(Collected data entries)
--- START ---
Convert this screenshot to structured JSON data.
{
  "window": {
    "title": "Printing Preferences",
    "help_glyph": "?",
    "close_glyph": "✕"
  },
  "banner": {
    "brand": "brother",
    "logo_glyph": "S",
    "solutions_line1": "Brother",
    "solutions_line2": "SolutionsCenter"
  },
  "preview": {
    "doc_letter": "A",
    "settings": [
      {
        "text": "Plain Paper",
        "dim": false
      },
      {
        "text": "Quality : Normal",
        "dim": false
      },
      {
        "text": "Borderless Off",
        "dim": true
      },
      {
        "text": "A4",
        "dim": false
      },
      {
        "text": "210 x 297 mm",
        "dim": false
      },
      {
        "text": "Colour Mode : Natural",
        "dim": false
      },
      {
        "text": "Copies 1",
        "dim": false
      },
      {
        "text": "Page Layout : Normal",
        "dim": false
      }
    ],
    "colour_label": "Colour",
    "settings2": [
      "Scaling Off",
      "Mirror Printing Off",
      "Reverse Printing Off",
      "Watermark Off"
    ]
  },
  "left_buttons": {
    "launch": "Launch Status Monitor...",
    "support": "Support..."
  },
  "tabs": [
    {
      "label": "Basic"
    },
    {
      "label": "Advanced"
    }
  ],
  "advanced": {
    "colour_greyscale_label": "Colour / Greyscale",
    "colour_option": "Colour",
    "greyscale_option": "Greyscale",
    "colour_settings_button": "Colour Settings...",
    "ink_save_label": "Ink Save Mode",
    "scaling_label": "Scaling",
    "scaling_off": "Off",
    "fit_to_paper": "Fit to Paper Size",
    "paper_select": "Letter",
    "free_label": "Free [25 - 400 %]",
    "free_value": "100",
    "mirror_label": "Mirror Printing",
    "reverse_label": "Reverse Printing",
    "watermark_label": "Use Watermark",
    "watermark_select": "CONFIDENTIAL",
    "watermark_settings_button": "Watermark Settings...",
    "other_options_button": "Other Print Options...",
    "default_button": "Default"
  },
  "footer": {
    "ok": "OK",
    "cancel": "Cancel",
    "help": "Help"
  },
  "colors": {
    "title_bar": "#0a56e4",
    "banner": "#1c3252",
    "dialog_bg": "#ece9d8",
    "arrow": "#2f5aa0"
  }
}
--- END ---
- _WHAT IS ASKED_: Which lines in the records above contain the string "Normal"? Copy each one.

- _FINAL ANSWER_:
        "text": "Quality : Normal",
        "text": "Page Layout : Normal",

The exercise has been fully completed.